Text excerpt ::
I always learn something from your posts - the folk tales are so interesting! And this recipe sounds so refreshing - I'm with you, I don't care for fake peach flavor. Rated.
Fusun- yes, food and folklore are often so intertwined.

Linda- I'm surprised you hadn't heard this story before. It was a staple of my childhood.

Lucy- I once spilled a peach Snapple in my backpack. Believe me, the stickiness is hard to get out!
Sounds much better than the bags of Lipton Peach Tea I made last week.
Sweet memoir, beautifully told tale, delicious-sounding tea.
I wasn't aware of the Momotaro legend; it's fascinating. Your tea sounds quite refreshing, and perfect for summer!
Momotaro. I love the way it trips off the tongue. Thanks for this wonderful story and recipe, Grace, nicely done.
Expertly-written re-telling of this sweet folk tale. You probably know this, but there is also a Momotaro tomato, which is quite good. I wonder if there is a connection there.

Supplied information ::

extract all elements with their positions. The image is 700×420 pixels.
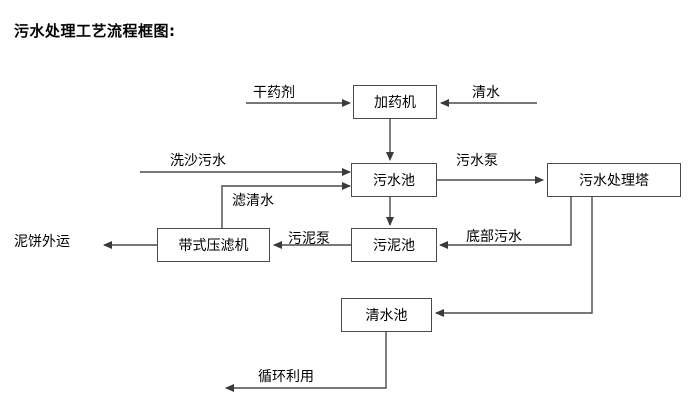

Exercise requirements ::
- A) Transcribe the stretch of the comment thread from "I always learn" through "tale, delicious-sounding tea.".
- B) In one to three sentences, explain why the reply addressed to Linda in the comment thread expresses surprise that Linda had not heard the story before.

Solutions for each task ::
- A)
I always learn something from your posts - the folk tales are so interesting! And this recipe sounds so refreshing - I'm with you, I don't care for fake peach flavor. Rated.
Fusun- yes, food and folklore are often so intertwined.

Linda- I'm surprised you hadn't heard this story before. It was a staple of my childhood.

Lucy- I once spilled a peach Snapple in my backpack. Believe me, the stickiness is hard to get out!
Sounds much better than the bags of Lipton Peach Tea I made last week.
Sweet memoir, beautifully told tale, delicious-sounding tea.

- B) The reply says the story was a staple of the writer's childhood. That is why the writer is surprised Linda had not heard it.